● Task to complete
Below are the records; reproduce all of them exactly but without any images.

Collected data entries
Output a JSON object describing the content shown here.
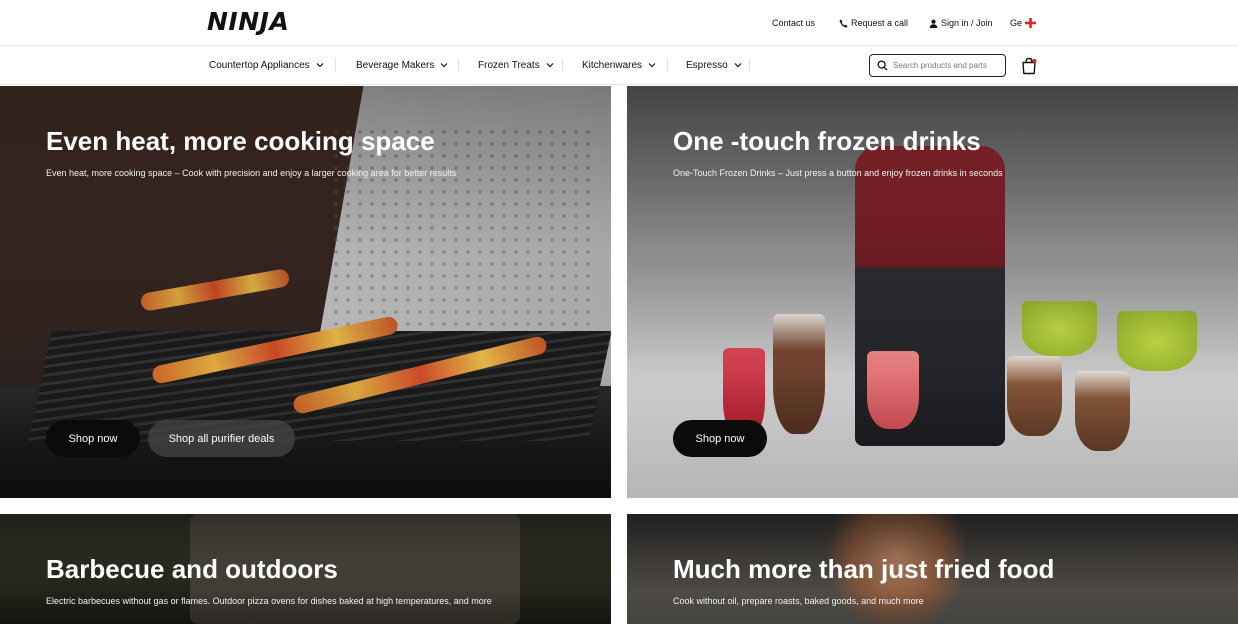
{
  "brand": {
    "logo_text": "NINJA"
  },
  "utility_links": [
    {
      "label": "Contact us",
      "icon": ""
    },
    {
      "label": "Request a call",
      "icon": "phone-icon"
    },
    {
      "label": "Sign in / Join",
      "icon": "user-icon"
    },
    {
      "label": "Ge",
      "icon": "flag-icon"
    }
  ],
  "nav": {
    "items": [
      {
        "label": "Countertop Appliances"
      },
      {
        "label": "Beverage Makers"
      },
      {
        "label": "Frozen Treats"
      },
      {
        "label": "Kitchenwares"
      },
      {
        "label": "Espresso"
      }
    ],
    "search": {
      "placeholder": "Search products and parts"
    }
  },
  "tiles": [
    {
      "title": "Even heat, more cooking space",
      "subtitle": "Even heat, more cooking space – Cook with precision and enjoy a larger cooking area for better results",
      "buttons": [
        {
          "label": "Shop now"
        },
        {
          "label": "Shop all purifier deals"
        }
      ]
    },
    {
      "title": "One -touch frozen drinks",
      "subtitle": "One-Touch Frozen Drinks – Just press a button and enjoy frozen drinks in seconds",
      "buttons": [
        {
          "label": "Shop now"
        }
      ]
    },
    {
      "title": "Barbecue and outdoors",
      "subtitle": "Electric barbecues without gas or flames. Outdoor pizza ovens for dishes baked at high temperatures, and more"
    },
    {
      "title": "Much more than just fried food",
      "subtitle": "Cook without oil, prepare roasts, baked goods, and much more"
    }
  ],
  "colors": {
    "button_dark": "#0b0b0b",
    "flag_red": "#e02424",
    "text_white": "#ffffff"
  }
}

● Solution
Output a JSON object describing the content shown here.
{
  "brand": {
    "logo_text": "NINJA"
  },
  "utility_links": [
    {
      "label": "Contact us",
      "icon": ""
    },
    {
      "label": "Request a call",
      "icon": "phone-icon"
    },
    {
      "label": "Sign in / Join",
      "icon": "user-icon"
    },
    {
      "label": "Ge",
      "icon": "flag-icon"
    }
  ],
  "nav": {
    "items": [
      {
        "label": "Countertop Appliances"
      },
      {
        "label": "Beverage Makers"
      },
      {
        "label": "Frozen Treats"
      },
      {
        "label": "Kitchenwares"
      },
      {
        "label": "Espresso"
      }
    ],
    "search": {
      "placeholder": "Search products and parts"
    }
  },
  "tiles": [
    {
      "title": "Even heat, more cooking space",
      "subtitle": "Even heat, more cooking space – Cook with precision and enjoy a larger cooking area for better results",
      "buttons": [
        {
          "label": "Shop now"
        },
        {
          "label": "Shop all purifier deals"
        }
      ]
    },
    {
      "title": "One -touch frozen drinks",
      "subtitle": "One-Touch Frozen Drinks – Just press a button and enjoy frozen drinks in seconds",
      "buttons": [
        {
          "label": "Shop now"
        }
      ]
    },
    {
      "title": "Barbecue and outdoors",
      "subtitle": "Electric barbecues without gas or flames. Outdoor pizza ovens for dishes baked at high temperatures, and more"
    },
    {
      "title": "Much more than just fried food",
      "subtitle": "Cook without oil, prepare roasts, baked goods, and much more"
    }
  ],
  "colors": {
    "button_dark": "#0b0b0b",
    "flag_red": "#e02424",
    "text_white": "#ffffff"
  }
}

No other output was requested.